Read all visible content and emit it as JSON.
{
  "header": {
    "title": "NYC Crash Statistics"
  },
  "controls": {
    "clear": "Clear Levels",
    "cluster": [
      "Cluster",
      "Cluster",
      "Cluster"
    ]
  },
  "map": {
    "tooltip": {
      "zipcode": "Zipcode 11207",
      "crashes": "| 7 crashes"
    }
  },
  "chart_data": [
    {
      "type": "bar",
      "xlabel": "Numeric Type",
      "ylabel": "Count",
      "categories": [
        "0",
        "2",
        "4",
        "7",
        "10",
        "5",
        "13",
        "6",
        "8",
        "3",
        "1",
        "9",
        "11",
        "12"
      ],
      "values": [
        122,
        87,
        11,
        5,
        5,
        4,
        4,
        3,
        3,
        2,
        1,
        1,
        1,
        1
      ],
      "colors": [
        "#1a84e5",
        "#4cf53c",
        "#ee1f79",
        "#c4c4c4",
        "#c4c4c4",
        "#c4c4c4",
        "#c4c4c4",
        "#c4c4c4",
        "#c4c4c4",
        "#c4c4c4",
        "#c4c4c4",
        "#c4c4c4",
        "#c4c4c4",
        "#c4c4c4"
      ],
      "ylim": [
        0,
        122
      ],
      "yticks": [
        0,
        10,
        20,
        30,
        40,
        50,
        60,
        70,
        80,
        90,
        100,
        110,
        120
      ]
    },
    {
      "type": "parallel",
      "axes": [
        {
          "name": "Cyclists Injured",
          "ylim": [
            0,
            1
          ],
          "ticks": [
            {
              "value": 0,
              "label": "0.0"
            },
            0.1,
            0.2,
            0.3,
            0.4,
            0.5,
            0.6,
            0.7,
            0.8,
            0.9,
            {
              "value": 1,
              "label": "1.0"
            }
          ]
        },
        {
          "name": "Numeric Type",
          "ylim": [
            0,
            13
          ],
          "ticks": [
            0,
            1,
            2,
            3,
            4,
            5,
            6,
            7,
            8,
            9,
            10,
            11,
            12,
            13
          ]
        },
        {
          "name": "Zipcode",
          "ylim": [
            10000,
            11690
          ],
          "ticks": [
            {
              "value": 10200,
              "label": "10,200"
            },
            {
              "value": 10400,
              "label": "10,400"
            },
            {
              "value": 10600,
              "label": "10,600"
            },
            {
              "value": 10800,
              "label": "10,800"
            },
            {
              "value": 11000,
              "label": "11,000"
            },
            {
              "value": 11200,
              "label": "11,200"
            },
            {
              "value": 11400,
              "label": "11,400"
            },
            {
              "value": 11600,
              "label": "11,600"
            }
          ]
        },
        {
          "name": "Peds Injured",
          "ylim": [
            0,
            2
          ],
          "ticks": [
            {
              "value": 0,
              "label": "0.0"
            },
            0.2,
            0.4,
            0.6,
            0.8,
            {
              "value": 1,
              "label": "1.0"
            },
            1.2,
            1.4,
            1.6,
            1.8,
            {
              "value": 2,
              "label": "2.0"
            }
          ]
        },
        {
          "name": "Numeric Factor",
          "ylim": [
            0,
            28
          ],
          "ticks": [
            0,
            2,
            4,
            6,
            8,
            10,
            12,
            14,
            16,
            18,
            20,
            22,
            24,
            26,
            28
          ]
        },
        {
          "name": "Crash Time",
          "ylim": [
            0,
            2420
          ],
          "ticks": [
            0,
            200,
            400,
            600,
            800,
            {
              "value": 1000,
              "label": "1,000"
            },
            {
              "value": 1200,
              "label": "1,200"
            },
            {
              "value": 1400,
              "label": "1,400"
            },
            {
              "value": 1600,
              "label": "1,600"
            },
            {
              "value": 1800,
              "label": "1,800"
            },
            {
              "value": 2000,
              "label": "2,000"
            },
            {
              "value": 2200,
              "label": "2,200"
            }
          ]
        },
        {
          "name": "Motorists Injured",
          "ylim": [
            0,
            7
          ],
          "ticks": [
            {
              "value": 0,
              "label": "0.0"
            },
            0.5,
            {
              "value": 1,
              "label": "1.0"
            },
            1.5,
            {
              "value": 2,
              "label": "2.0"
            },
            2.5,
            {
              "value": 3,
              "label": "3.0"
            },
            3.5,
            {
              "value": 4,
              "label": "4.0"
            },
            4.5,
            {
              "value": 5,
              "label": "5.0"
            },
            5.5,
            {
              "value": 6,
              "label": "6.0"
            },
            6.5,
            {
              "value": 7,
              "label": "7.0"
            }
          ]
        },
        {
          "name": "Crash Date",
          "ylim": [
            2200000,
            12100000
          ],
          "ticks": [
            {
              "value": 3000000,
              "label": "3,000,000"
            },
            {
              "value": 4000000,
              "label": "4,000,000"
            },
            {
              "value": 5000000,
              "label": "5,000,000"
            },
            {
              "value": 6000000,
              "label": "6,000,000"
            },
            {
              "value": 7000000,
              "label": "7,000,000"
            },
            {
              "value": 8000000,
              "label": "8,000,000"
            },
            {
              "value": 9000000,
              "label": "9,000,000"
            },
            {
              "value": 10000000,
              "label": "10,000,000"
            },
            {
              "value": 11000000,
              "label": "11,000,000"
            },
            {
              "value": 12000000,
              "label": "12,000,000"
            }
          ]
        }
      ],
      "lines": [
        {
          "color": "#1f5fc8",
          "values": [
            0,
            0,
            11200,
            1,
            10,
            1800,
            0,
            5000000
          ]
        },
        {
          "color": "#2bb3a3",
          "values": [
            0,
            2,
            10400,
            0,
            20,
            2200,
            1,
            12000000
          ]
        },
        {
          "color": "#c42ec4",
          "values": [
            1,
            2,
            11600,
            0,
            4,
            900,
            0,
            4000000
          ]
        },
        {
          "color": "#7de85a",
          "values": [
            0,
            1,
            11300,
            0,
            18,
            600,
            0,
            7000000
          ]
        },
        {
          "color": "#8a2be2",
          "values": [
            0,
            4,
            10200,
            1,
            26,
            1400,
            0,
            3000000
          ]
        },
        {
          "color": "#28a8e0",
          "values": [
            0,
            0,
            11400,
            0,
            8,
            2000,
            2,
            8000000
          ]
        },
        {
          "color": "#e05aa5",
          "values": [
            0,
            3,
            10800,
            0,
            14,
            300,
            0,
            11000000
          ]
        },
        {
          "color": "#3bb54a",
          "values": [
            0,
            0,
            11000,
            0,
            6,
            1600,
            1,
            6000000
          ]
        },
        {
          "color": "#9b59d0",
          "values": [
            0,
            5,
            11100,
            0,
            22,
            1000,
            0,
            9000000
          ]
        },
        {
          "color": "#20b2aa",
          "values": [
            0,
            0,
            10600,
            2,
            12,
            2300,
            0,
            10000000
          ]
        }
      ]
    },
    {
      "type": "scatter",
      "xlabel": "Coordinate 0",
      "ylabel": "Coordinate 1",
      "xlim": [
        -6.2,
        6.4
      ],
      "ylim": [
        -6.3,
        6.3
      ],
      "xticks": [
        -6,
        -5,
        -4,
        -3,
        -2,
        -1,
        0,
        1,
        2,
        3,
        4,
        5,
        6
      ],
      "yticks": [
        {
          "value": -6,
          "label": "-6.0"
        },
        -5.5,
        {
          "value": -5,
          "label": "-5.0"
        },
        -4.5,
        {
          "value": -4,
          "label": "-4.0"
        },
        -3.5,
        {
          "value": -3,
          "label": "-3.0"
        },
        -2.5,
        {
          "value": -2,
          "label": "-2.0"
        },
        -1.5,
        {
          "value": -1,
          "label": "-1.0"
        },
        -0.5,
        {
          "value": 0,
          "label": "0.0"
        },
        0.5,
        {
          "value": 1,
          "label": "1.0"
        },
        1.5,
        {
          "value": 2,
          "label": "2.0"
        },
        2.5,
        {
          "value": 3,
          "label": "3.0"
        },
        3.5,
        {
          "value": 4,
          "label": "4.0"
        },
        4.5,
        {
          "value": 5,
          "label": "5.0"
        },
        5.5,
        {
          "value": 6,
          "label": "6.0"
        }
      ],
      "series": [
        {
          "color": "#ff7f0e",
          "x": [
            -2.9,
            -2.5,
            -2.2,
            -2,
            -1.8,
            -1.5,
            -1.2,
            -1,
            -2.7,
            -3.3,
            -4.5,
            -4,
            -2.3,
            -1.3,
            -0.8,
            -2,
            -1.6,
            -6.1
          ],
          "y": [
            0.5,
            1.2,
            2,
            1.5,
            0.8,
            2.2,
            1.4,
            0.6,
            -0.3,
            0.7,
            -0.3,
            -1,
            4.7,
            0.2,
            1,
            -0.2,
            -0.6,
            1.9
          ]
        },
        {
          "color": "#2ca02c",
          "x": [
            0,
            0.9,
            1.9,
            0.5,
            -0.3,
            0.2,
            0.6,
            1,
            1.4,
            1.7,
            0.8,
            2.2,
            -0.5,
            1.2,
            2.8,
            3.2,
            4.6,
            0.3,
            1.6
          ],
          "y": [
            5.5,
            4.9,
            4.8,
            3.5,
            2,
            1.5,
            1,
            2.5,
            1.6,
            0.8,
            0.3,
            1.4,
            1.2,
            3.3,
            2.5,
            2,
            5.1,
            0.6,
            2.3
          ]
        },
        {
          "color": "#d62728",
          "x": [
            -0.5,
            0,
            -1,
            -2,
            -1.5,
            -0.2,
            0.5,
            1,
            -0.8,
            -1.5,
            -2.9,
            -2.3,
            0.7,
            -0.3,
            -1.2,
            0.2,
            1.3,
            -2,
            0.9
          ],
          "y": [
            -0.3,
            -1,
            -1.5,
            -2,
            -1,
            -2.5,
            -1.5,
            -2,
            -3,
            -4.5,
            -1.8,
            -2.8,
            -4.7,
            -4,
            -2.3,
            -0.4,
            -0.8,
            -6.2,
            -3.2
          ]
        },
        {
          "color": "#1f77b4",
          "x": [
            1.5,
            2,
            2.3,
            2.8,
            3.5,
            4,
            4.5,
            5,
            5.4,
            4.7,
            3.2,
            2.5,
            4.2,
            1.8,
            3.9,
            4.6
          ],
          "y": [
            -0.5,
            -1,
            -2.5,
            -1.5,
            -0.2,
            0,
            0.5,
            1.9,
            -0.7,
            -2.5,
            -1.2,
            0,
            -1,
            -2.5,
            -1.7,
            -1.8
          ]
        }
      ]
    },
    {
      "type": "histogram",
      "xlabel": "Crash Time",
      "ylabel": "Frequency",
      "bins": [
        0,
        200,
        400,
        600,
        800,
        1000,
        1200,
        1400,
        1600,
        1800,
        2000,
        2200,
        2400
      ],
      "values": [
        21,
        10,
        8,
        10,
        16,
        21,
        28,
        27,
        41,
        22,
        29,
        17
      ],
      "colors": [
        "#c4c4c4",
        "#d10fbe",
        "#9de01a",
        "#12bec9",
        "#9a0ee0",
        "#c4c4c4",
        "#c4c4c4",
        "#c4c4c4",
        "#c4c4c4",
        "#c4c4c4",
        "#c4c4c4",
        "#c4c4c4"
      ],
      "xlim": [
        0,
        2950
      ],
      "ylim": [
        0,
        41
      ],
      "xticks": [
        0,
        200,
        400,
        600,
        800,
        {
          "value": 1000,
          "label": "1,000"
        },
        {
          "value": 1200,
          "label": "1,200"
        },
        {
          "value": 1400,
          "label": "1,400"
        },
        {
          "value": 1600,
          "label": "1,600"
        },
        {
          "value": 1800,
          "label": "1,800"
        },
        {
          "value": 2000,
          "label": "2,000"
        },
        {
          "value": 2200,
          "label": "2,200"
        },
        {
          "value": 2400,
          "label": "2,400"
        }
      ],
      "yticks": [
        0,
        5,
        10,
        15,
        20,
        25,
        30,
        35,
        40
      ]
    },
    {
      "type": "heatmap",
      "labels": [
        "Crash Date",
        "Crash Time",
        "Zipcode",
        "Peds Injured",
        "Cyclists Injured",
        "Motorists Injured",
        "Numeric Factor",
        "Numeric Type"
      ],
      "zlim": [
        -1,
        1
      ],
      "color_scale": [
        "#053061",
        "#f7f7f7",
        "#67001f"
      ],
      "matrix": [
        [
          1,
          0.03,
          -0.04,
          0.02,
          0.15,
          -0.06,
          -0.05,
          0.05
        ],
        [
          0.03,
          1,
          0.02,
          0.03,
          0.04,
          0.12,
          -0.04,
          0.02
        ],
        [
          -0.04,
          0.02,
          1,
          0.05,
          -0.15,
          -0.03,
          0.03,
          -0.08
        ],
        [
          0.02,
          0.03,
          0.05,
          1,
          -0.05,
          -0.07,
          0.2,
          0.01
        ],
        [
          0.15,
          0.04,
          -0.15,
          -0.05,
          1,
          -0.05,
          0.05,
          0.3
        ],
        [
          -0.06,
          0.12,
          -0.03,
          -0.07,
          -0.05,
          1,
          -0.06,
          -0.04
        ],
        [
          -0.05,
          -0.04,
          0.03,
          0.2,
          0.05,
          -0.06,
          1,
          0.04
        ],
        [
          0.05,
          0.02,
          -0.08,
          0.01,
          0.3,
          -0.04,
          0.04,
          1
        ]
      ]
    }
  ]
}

+++

**EXERCISE DETAILS**
Gather each line in the data that holds the string "xlabel".

**FULL SOLUTION**
      "xlabel": "Numeric Type",
      "xlabel": "Coordinate 0",
      "xlabel": "Crash Time",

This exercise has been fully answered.